#### MATERIALS PROVIDED ####

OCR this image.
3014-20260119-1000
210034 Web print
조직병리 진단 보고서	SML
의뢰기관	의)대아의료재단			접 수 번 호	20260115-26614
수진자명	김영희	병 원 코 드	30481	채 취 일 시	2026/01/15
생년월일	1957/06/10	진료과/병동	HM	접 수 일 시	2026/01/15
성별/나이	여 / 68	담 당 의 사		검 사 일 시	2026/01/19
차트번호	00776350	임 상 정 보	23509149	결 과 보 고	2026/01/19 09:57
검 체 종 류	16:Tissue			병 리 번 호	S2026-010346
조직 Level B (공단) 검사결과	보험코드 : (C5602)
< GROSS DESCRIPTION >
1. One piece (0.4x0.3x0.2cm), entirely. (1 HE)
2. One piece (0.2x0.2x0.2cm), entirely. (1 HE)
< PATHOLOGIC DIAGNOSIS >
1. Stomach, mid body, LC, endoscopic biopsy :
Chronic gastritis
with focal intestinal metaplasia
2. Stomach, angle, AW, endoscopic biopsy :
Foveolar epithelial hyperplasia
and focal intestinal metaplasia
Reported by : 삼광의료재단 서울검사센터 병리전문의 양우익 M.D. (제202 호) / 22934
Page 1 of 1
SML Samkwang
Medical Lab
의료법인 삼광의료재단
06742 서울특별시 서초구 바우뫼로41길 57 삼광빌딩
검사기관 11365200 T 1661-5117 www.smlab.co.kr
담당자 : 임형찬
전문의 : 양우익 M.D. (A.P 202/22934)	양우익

####

- GOAL: Produce an exact copy of the whole listing.

- SOLUTION TO THE PROBLEM:
OCR this image.
3014-20260119-1000
210034 Web print
조직병리 진단 보고서	SML
의뢰기관	의)대아의료재단			접 수 번 호	20260115-26614
수진자명	김영희	병 원 코 드	30481	채 취 일 시	2026/01/15
생년월일	1957/06/10	진료과/병동	HM	접 수 일 시	2026/01/15
성별/나이	여 / 68	담 당 의 사		검 사 일 시	2026/01/19
차트번호	00776350	임 상 정 보	23509149	결 과 보 고	2026/01/19 09:57
검 체 종 류	16:Tissue			병 리 번 호	S2026-010346
조직 Level B (공단) 검사결과	보험코드 : (C5602)
< GROSS DESCRIPTION >
1. One piece (0.4x0.3x0.2cm), entirely. (1 HE)
2. One piece (0.2x0.2x0.2cm), entirely. (1 HE)
< PATHOLOGIC DIAGNOSIS >
1. Stomach, mid body, LC, endoscopic biopsy :
Chronic gastritis
with focal intestinal metaplasia
2. Stomach, angle, AW, endoscopic biopsy :
Foveolar epithelial hyperplasia
and focal intestinal metaplasia
Reported by : 삼광의료재단 서울검사센터 병리전문의 양우익 M.D. (제202 호) / 22934
Page 1 of 1
SML Samkwang
Medical Lab
의료법인 삼광의료재단
06742 서울특별시 서초구 바우뫼로41길 57 삼광빌딩
검사기관 11365200 T 1661-5117 www.smlab.co.kr
담당자 : 임형찬
전문의 : 양우익 M.D. (A.P 202/22934)	양우익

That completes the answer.